# start of Data lines

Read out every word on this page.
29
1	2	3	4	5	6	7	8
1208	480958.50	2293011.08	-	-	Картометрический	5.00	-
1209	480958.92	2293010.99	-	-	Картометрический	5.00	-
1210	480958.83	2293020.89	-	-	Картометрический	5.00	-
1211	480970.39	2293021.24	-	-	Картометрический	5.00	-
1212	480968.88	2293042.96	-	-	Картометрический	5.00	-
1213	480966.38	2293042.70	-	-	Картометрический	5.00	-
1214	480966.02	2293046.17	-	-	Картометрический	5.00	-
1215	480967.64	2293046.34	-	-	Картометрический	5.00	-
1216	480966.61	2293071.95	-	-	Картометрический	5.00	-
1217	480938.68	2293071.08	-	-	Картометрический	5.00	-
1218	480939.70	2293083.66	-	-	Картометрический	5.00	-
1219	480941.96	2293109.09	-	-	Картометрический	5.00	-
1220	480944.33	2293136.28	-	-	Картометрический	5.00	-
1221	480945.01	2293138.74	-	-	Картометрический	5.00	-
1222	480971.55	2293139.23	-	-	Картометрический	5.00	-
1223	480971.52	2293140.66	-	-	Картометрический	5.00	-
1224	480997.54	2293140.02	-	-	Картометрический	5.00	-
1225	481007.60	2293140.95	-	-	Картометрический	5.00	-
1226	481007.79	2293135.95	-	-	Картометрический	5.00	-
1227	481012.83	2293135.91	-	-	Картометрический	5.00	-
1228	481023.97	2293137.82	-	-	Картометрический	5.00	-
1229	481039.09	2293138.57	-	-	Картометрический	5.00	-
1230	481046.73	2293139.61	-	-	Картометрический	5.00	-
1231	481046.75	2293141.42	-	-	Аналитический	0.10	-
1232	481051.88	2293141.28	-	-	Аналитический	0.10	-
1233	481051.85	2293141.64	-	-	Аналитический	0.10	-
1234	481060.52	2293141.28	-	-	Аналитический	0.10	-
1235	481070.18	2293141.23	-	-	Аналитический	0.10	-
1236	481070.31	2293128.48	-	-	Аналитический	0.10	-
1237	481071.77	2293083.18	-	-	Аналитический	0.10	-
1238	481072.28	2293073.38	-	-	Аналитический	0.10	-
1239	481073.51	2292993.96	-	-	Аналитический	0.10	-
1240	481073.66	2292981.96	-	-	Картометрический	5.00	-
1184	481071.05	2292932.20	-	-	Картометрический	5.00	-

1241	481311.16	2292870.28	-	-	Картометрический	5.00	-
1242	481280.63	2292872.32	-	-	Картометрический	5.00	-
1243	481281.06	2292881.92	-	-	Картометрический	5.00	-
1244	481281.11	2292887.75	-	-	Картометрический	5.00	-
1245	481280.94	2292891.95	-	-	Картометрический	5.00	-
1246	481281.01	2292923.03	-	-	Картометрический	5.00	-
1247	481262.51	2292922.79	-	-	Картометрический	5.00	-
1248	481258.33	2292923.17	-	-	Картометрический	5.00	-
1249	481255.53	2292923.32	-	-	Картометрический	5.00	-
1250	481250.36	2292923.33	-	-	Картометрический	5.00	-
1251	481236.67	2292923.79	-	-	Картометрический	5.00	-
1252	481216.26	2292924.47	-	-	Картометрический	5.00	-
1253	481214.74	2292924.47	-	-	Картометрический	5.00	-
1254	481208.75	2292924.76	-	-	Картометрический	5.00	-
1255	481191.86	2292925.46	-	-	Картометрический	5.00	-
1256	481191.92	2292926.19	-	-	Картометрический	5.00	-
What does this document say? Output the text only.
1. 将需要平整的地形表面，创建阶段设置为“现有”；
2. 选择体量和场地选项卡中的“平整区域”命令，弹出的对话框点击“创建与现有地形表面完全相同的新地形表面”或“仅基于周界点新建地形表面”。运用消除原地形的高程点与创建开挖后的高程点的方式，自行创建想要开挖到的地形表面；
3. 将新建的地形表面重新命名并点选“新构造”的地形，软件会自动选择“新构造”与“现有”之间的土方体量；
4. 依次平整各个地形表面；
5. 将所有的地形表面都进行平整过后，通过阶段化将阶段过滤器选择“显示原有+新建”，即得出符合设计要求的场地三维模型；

# end of Data lines

Work instructions.
Go through the data and gather every line that holds "Аналитический".

Reply to the exercise.
1231	481046.75	2293141.42	-	-	Аналитический	0.10	-
1232	481051.88	2293141.28	-	-	Аналитический	0.10	-
1233	481051.85	2293141.64	-	-	Аналитический	0.10	-
1234	481060.52	2293141.28	-	-	Аналитический	0.10	-
1235	481070.18	2293141.23	-	-	Аналитический	0.10	-
1236	481070.31	2293128.48	-	-	Аналитический	0.10	-
1237	481071.77	2293083.18	-	-	Аналитический	0.10	-
1238	481072.28	2293073.38	-	-	Аналитический	0.10	-
1239	481073.51	2292993.96	-	-	Аналитический	0.10	-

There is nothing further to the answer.